The task: Show every line containing "цього" by copying it.

Supplied material:
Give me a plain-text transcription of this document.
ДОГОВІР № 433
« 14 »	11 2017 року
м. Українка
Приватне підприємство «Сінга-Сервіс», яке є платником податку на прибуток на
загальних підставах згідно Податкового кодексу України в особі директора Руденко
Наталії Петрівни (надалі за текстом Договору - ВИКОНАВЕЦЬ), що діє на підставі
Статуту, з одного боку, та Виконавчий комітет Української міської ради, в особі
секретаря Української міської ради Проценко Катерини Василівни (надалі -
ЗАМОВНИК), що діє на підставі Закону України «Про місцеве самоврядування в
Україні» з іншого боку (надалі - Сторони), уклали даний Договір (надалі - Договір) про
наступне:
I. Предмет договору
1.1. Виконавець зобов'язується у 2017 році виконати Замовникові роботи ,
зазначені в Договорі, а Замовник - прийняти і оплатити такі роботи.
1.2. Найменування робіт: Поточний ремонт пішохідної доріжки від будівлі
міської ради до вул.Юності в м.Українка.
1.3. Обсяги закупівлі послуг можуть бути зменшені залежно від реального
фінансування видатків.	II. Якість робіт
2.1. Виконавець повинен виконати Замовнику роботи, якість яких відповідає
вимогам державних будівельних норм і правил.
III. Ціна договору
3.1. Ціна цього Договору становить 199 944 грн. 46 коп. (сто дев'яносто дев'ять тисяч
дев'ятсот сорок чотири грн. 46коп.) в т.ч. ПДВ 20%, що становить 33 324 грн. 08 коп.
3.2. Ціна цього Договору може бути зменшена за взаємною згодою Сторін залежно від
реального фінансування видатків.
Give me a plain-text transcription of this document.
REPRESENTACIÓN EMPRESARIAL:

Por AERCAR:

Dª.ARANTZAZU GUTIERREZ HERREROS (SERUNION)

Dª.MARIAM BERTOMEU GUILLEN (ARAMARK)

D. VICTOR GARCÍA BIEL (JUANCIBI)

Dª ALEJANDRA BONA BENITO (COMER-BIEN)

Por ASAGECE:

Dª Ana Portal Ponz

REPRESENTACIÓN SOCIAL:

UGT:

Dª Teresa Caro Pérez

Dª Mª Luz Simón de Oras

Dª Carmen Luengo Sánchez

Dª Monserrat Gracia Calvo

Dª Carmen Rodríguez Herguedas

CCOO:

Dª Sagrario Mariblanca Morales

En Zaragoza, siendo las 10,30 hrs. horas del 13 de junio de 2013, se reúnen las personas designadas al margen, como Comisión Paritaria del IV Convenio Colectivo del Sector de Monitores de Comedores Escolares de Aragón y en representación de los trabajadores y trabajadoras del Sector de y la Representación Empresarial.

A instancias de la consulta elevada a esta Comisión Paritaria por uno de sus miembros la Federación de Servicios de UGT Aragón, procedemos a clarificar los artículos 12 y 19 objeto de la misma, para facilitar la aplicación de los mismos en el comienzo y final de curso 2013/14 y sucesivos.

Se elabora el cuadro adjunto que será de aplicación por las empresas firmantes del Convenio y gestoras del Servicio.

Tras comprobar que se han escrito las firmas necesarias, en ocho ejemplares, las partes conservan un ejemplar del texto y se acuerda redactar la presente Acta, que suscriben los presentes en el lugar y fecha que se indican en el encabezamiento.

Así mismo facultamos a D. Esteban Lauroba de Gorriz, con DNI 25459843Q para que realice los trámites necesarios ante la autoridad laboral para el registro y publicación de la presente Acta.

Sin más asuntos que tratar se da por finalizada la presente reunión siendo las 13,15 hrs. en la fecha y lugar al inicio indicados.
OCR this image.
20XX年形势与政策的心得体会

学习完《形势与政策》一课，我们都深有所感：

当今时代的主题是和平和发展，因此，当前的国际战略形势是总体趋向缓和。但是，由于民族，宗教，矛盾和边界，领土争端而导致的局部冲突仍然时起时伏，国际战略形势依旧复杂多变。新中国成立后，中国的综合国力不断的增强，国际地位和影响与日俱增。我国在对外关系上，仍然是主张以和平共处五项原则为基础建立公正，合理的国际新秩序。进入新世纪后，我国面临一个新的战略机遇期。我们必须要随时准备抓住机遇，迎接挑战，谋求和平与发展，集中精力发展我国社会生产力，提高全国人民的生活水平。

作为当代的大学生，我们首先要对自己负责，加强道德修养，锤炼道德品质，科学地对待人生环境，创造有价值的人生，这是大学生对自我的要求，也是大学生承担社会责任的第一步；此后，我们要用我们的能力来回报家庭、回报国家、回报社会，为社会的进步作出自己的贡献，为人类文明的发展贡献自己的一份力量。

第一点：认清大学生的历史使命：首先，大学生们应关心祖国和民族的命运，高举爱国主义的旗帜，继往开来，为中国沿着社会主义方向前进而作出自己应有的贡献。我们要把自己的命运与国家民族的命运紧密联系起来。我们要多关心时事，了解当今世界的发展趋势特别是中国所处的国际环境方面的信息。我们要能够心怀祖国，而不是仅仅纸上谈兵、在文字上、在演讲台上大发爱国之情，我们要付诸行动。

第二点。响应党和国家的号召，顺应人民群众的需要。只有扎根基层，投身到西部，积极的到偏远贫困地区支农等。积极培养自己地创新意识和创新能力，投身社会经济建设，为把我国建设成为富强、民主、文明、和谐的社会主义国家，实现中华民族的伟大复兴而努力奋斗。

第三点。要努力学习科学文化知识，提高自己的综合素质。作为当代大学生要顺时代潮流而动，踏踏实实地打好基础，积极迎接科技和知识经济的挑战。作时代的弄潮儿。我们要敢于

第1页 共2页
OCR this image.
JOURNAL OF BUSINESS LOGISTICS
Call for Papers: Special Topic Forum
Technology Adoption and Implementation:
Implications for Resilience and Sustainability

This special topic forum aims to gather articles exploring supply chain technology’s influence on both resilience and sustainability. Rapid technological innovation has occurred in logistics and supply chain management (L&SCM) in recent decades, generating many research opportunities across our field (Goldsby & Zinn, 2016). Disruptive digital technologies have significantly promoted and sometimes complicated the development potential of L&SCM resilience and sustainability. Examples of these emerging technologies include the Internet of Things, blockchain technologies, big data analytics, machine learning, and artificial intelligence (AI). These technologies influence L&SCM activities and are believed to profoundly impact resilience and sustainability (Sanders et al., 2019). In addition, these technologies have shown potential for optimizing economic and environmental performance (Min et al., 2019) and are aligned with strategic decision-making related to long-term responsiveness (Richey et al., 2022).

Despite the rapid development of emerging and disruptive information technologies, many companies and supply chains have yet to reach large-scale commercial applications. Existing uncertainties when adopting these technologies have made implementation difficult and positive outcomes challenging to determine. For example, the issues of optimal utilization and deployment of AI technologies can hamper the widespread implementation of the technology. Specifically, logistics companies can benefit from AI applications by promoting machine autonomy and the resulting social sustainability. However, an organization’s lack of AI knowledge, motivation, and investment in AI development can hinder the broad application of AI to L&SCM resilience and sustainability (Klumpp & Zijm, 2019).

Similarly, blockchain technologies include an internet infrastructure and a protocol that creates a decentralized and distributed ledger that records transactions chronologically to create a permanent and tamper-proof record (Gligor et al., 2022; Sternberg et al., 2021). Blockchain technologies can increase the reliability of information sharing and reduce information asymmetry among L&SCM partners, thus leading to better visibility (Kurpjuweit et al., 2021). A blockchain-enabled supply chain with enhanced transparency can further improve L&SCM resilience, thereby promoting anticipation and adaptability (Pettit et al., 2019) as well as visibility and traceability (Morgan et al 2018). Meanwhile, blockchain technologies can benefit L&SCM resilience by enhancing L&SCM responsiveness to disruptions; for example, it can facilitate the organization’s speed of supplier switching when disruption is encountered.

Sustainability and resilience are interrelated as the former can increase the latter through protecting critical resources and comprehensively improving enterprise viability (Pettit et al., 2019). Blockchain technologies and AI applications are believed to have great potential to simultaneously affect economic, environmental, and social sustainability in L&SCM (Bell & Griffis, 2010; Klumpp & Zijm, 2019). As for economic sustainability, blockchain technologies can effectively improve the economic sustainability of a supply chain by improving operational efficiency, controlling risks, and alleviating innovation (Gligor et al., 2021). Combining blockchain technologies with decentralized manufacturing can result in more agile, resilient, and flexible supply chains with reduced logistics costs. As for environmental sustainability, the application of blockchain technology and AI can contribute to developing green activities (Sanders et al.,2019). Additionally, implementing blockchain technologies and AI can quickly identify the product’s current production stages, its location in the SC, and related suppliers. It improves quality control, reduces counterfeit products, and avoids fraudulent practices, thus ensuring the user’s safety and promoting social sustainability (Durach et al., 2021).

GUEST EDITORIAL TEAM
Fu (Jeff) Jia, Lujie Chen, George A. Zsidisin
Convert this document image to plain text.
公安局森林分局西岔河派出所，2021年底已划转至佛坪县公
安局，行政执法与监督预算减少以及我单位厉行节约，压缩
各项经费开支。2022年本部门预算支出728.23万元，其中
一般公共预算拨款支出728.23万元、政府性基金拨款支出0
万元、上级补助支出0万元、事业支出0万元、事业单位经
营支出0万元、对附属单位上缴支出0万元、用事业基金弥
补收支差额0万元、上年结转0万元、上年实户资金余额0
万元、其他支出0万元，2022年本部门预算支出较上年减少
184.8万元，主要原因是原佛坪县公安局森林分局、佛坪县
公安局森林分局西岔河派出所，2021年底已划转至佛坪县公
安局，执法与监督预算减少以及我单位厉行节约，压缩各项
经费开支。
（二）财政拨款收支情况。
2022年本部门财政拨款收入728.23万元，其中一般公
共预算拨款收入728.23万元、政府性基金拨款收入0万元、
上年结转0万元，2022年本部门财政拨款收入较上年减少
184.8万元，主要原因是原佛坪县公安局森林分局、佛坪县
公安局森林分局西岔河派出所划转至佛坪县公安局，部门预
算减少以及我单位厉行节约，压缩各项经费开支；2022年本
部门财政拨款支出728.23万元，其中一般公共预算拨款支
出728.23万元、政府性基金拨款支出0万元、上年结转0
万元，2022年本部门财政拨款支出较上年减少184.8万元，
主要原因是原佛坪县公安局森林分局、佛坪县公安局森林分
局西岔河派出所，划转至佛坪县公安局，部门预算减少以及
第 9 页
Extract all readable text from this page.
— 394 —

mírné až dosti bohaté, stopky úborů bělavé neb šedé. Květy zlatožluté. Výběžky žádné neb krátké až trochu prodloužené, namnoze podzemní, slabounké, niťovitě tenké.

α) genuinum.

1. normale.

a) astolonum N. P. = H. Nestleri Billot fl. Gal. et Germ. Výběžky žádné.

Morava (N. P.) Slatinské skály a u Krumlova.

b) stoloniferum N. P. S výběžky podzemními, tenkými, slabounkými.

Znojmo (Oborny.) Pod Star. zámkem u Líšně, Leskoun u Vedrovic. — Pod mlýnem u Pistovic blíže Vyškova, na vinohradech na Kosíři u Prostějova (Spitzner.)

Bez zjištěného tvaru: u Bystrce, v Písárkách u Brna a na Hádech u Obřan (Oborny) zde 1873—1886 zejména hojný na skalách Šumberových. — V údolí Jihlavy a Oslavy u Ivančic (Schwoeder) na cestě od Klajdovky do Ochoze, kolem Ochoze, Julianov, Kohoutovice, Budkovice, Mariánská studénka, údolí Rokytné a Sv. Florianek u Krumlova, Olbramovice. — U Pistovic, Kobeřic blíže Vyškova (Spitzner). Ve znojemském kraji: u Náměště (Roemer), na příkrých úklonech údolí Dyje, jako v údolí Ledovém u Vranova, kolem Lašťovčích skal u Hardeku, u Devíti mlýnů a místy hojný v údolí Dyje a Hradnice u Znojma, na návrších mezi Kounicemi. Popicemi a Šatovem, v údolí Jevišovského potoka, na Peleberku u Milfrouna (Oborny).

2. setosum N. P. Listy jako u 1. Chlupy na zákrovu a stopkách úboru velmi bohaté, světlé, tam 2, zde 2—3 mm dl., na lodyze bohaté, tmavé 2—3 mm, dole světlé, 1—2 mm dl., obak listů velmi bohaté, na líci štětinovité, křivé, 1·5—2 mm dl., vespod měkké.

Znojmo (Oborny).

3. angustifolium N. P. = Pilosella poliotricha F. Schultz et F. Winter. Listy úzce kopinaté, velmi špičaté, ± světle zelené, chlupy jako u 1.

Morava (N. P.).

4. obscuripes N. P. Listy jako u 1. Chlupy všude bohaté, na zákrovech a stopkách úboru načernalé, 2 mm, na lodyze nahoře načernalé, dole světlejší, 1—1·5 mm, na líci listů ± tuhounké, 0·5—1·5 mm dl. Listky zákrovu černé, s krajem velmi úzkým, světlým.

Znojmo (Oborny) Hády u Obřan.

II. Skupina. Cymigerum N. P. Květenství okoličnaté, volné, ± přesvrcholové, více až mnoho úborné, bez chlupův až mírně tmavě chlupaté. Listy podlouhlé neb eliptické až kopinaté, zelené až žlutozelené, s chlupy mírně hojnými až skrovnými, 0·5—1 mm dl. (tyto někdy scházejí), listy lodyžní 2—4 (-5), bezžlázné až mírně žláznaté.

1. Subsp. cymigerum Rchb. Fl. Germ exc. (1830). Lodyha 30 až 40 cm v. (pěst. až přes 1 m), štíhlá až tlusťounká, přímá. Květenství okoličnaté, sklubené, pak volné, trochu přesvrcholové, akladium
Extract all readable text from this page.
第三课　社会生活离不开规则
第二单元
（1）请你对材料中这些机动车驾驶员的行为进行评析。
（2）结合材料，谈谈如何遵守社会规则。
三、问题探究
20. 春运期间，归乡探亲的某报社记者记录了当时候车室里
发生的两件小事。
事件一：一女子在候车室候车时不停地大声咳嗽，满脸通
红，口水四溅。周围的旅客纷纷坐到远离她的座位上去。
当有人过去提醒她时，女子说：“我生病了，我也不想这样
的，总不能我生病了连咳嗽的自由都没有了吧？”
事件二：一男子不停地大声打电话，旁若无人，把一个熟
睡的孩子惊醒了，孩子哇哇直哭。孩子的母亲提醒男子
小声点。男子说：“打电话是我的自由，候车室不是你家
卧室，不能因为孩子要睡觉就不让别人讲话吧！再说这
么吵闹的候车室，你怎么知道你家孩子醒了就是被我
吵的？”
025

The reply:
3.1. Ціна цього Договору становить 199 944 грн. 46 коп. (сто дев'яносто дев'ять тисяч
3.2. Ціна цього Договору може бути зменшена за взаємною згодою Сторін залежно від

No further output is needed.